» STATED TASK
Each line that follows should be printed again exactly as it stands.

(Stored entries)
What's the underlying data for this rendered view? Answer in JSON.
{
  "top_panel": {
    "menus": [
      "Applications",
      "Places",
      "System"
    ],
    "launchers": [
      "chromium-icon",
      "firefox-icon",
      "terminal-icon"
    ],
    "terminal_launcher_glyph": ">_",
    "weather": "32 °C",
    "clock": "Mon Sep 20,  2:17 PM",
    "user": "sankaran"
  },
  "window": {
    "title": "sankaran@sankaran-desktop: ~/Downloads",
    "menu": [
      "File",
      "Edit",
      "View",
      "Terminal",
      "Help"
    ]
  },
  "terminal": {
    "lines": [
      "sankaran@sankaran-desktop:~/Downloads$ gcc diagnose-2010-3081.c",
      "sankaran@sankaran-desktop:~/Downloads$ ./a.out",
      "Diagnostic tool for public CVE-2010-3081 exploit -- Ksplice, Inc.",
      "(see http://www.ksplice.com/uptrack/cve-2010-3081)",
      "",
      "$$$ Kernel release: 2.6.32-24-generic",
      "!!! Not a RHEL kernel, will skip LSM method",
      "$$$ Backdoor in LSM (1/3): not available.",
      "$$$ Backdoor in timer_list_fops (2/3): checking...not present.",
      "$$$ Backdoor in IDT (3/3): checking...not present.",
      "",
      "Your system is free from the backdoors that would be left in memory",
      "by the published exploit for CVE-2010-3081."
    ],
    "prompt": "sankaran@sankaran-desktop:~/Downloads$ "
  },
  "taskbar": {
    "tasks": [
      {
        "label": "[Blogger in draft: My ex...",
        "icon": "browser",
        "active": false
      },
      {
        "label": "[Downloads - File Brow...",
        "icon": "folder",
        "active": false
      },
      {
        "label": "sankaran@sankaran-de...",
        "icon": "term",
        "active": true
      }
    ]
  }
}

» ANSWER BELOW
What's the underlying data for this rendered view? Answer in JSON.
{
  "top_panel": {
    "menus": [
      "Applications",
      "Places",
      "System"
    ],
    "launchers": [
      "chromium-icon",
      "firefox-icon",
      "terminal-icon"
    ],
    "terminal_launcher_glyph": ">_",
    "weather": "32 °C",
    "clock": "Mon Sep 20,  2:17 PM",
    "user": "sankaran"
  },
  "window": {
    "title": "sankaran@sankaran-desktop: ~/Downloads",
    "menu": [
      "File",
      "Edit",
      "View",
      "Terminal",
      "Help"
    ]
  },
  "terminal": {
    "lines": [
      "sankaran@sankaran-desktop:~/Downloads$ gcc diagnose-2010-3081.c",
      "sankaran@sankaran-desktop:~/Downloads$ ./a.out",
      "Diagnostic tool for public CVE-2010-3081 exploit -- Ksplice, Inc.",
      "(see http://www.ksplice.com/uptrack/cve-2010-3081)",
      "",
      "$$$ Kernel release: 2.6.32-24-generic",
      "!!! Not a RHEL kernel, will skip LSM method",
      "$$$ Backdoor in LSM (1/3): not available.",
      "$$$ Backdoor in timer_list_fops (2/3): checking...not present.",
      "$$$ Backdoor in IDT (3/3): checking...not present.",
      "",
      "Your system is free from the backdoors that would be left in memory",
      "by the published exploit for CVE-2010-3081."
    ],
    "prompt": "sankaran@sankaran-desktop:~/Downloads$ "
  },
  "taskbar": {
    "tasks": [
      {
        "label": "[Blogger in draft: My ex...",
        "icon": "browser",
        "active": false
      },
      {
        "label": "[Downloads - File Brow...",
        "icon": "folder",
        "active": false
      },
      {
        "label": "sankaran@sankaran-de...",
        "icon": "term",
        "active": true
      }
    ]
  }
}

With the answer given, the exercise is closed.